TASK —
Go through the data below and copy it exactly, skipping every picture.

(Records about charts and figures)
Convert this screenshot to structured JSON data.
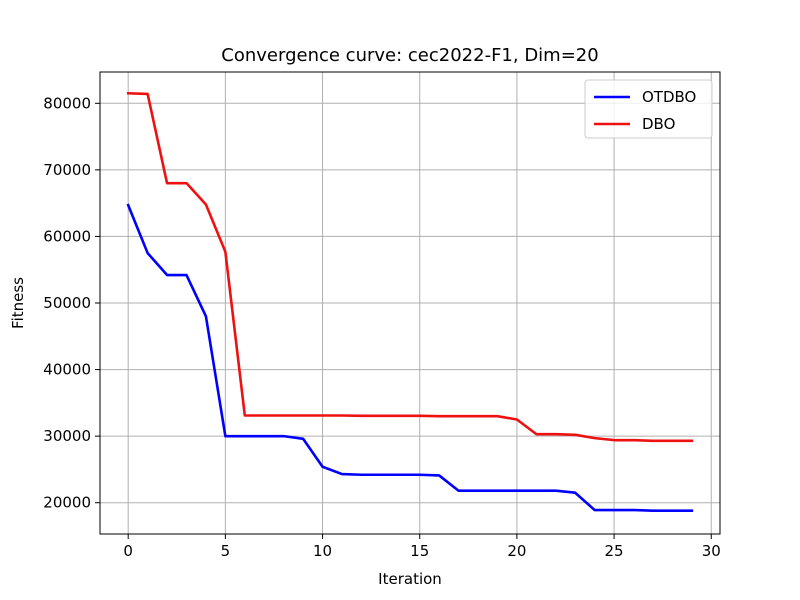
{
  "chart_data": {
    "type": "line",
    "title": "Convergence curve:  cec2022-F1, Dim=20",
    "xlabel": "Iteration",
    "ylabel": "Fitness",
    "xlim": [
      -1.45,
      30.45
    ],
    "ylim": [
      15300,
      84700
    ],
    "xticks": [
      0,
      5,
      10,
      15,
      20,
      25,
      30
    ],
    "xtick_labels": [
      "0",
      "5",
      "10",
      "15",
      "20",
      "25",
      "30"
    ],
    "yticks": [
      20000,
      30000,
      40000,
      50000,
      60000,
      70000,
      80000
    ],
    "ytick_labels": [
      "20000",
      "30000",
      "40000",
      "50000",
      "60000",
      "70000",
      "80000"
    ],
    "grid": true,
    "legend_position": "top-right",
    "x": [
      0,
      1,
      2,
      3,
      4,
      5,
      6,
      7,
      8,
      9,
      10,
      11,
      12,
      13,
      14,
      15,
      16,
      17,
      18,
      19,
      20,
      21,
      22,
      23,
      24,
      25,
      26,
      27,
      28,
      29
    ],
    "series": [
      {
        "name": "OTDBO",
        "color": "#0000ff",
        "values": [
          64700,
          57500,
          54200,
          54200,
          48000,
          30000,
          30000,
          30000,
          30000,
          29600,
          25400,
          24300,
          24200,
          24200,
          24200,
          24200,
          24100,
          21800,
          21800,
          21800,
          21800,
          21800,
          21800,
          21500,
          18900,
          18900,
          18900,
          18800,
          18800,
          18800
        ]
      },
      {
        "name": "DBO",
        "color": "#ee1111",
        "values": [
          81500,
          81400,
          68000,
          68000,
          64800,
          57700,
          33100,
          33100,
          33100,
          33100,
          33100,
          33100,
          33050,
          33050,
          33050,
          33050,
          33000,
          33000,
          33000,
          33000,
          32500,
          30300,
          30300,
          30200,
          29700,
          29400,
          29400,
          29300,
          29300,
          29300
        ]
      }
    ]
  }
}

ANSWER TO THE PROBLEM —
Convert this screenshot to structured JSON data.
{
  "chart_data": {
    "type": "line",
    "title": "Convergence curve:  cec2022-F1, Dim=20",
    "xlabel": "Iteration",
    "ylabel": "Fitness",
    "xlim": [
      -1.45,
      30.45
    ],
    "ylim": [
      15300,
      84700
    ],
    "xticks": [
      0,
      5,
      10,
      15,
      20,
      25,
      30
    ],
    "xtick_labels": [
      "0",
      "5",
      "10",
      "15",
      "20",
      "25",
      "30"
    ],
    "yticks": [
      20000,
      30000,
      40000,
      50000,
      60000,
      70000,
      80000
    ],
    "ytick_labels": [
      "20000",
      "30000",
      "40000",
      "50000",
      "60000",
      "70000",
      "80000"
    ],
    "grid": true,
    "legend_position": "top-right",
    "x": [
      0,
      1,
      2,
      3,
      4,
      5,
      6,
      7,
      8,
      9,
      10,
      11,
      12,
      13,
      14,
      15,
      16,
      17,
      18,
      19,
      20,
      21,
      22,
      23,
      24,
      25,
      26,
      27,
      28,
      29
    ],
    "series": [
      {
        "name": "OTDBO",
        "color": "#0000ff",
        "values": [
          64700,
          57500,
          54200,
          54200,
          48000,
          30000,
          30000,
          30000,
          30000,
          29600,
          25400,
          24300,
          24200,
          24200,
          24200,
          24200,
          24100,
          21800,
          21800,
          21800,
          21800,
          21800,
          21800,
          21500,
          18900,
          18900,
          18900,
          18800,
          18800,
          18800
        ]
      },
      {
        "name": "DBO",
        "color": "#ee1111",
        "values": [
          81500,
          81400,
          68000,
          68000,
          64800,
          57700,
          33100,
          33100,
          33100,
          33100,
          33100,
          33100,
          33050,
          33050,
          33050,
          33050,
          33000,
          33000,
          33000,
          33000,
          32500,
          30300,
          30300,
          30200,
          29700,
          29400,
          29400,
          29300,
          29300,
          29300
        ]
      }
    ]
  }
}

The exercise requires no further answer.